● Aim: All the records that follow need to be reproduced exactly. Omit the images.

(Saved entries)
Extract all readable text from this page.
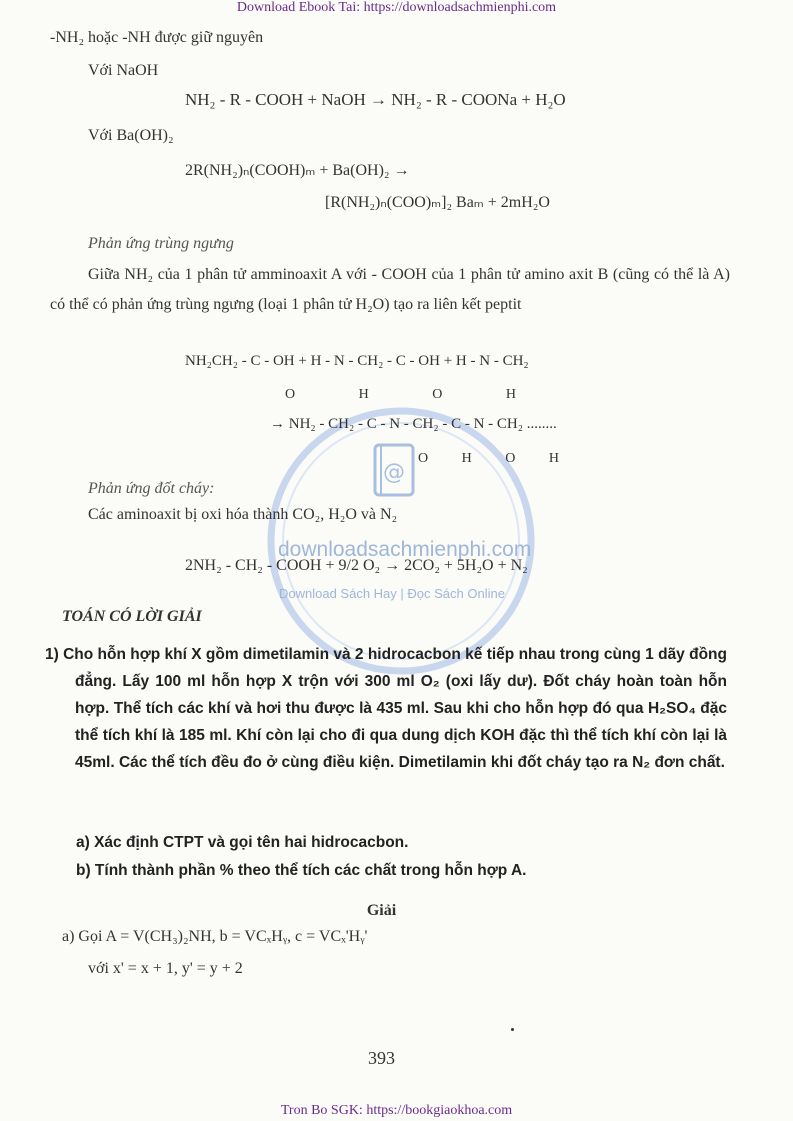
Download Ebook Tai: https://downloadsachmienphi.com
@
downloadsachmienphi.com
Download Sách Hay | Đọc Sách Online
-NH₂ hoặc -NH được giữ nguyên
Với NaOH
NH₂ - R - COOH + NaOH → NH₂ - R - COONa + H₂O
Với Ba(OH)₂
2R(NH₂)ₙ(COOH)ₘ + Ba(OH)₂ →
[R(NH₂)ₙ(COO)ₘ]₂ Baₘ + 2mH₂O
Phản ứng trùng ngưng
Giữa NH₂ của 1 phân tử amminoaxit A với - COOH của 1 phân tử amino axit B (cũng có thể là A) có thể có phản ứng trùng ngưng (loại 1 phân tử H₂O) tạo ra liên kết peptit
NH₂CH₂ - C - OH + H - N - CH₂ - C - OH + H - N - CH₂
O H O H
→ NH₂ - CH₂ - C - N - CH₂ - C - N - CH₂ ........
O H O H
Phản ứng đốt cháy:
Các aminoaxit bị oxi hóa thành CO₂, H₂O và N₂
2NH₂ - CH₂ - COOH + 9/2 O₂ → 2CO₂ + 5H₂O + N₂
TOÁN CÓ LỜI GIẢI
1) Cho hỗn hợp khí X gồm dimetilamin và 2 hidrocacbon kế tiếp nhau trong cùng 1 dãy đồng đẳng. Lấy 100 ml hỗn hợp X trộn với 300 ml O₂ (oxi lấy dư). Đốt cháy hoàn toàn hỗn hợp. Thể tích các khí và hơi thu được là 435 ml. Sau khi cho hỗn hợp đó qua H₂SO₄ đặc thể tích khí là 185 ml. Khí còn lại cho đi qua dung dịch KOH đặc thì thể tích khí còn lại là 45ml. Các thể tích đều đo ở cùng điều kiện. Dimetilamin khi đốt cháy tạo ra N₂ đơn chất.
a) Xác định CTPT và gọi tên hai hidrocacbon.
b) Tính thành phần % theo thể tích các chất trong hỗn hợp A.
Giải
a) Gọi A = V(CH₃)₂NH, b = VCₓHᵧ, c = VCₓ'Hᵧ'
với x' = x + 1, y' = y + 2
393
Tron Bo SGK: https://bookgiaokhoa.com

● Task response:
Extract all readable text from this page.
Download Ebook Tai: https://downloadsachmienphi.com
@
downloadsachmienphi.com
Download Sách Hay | Đọc Sách Online
-NH₂ hoặc -NH được giữ nguyên
Với NaOH
NH₂ - R - COOH + NaOH → NH₂ - R - COONa + H₂O
Với Ba(OH)₂
2R(NH₂)ₙ(COOH)ₘ + Ba(OH)₂ →
[R(NH₂)ₙ(COO)ₘ]₂ Baₘ + 2mH₂O
Phản ứng trùng ngưng
Giữa NH₂ của 1 phân tử amminoaxit A với - COOH của 1 phân tử amino axit B (cũng có thể là A) có thể có phản ứng trùng ngưng (loại 1 phân tử H₂O) tạo ra liên kết peptit
NH₂CH₂ - C - OH + H - N - CH₂ - C - OH + H - N - CH₂
O H O H
→ NH₂ - CH₂ - C - N - CH₂ - C - N - CH₂ ........
O H O H
Phản ứng đốt cháy:
Các aminoaxit bị oxi hóa thành CO₂, H₂O và N₂
2NH₂ - CH₂ - COOH + 9/2 O₂ → 2CO₂ + 5H₂O + N₂
TOÁN CÓ LỜI GIẢI
1) Cho hỗn hợp khí X gồm dimetilamin và 2 hidrocacbon kế tiếp nhau trong cùng 1 dãy đồng đẳng. Lấy 100 ml hỗn hợp X trộn với 300 ml O₂ (oxi lấy dư). Đốt cháy hoàn toàn hỗn hợp. Thể tích các khí và hơi thu được là 435 ml. Sau khi cho hỗn hợp đó qua H₂SO₄ đặc thể tích khí là 185 ml. Khí còn lại cho đi qua dung dịch KOH đặc thì thể tích khí còn lại là 45ml. Các thể tích đều đo ở cùng điều kiện. Dimetilamin khi đốt cháy tạo ra N₂ đơn chất.
a) Xác định CTPT và gọi tên hai hidrocacbon.
b) Tính thành phần % theo thể tích các chất trong hỗn hợp A.
Giải
a) Gọi A = V(CH₃)₂NH, b = VCₓHᵧ, c = VCₓ'Hᵧ'
với x' = x + 1, y' = y + 2
393
Tron Bo SGK: https://bookgiaokhoa.com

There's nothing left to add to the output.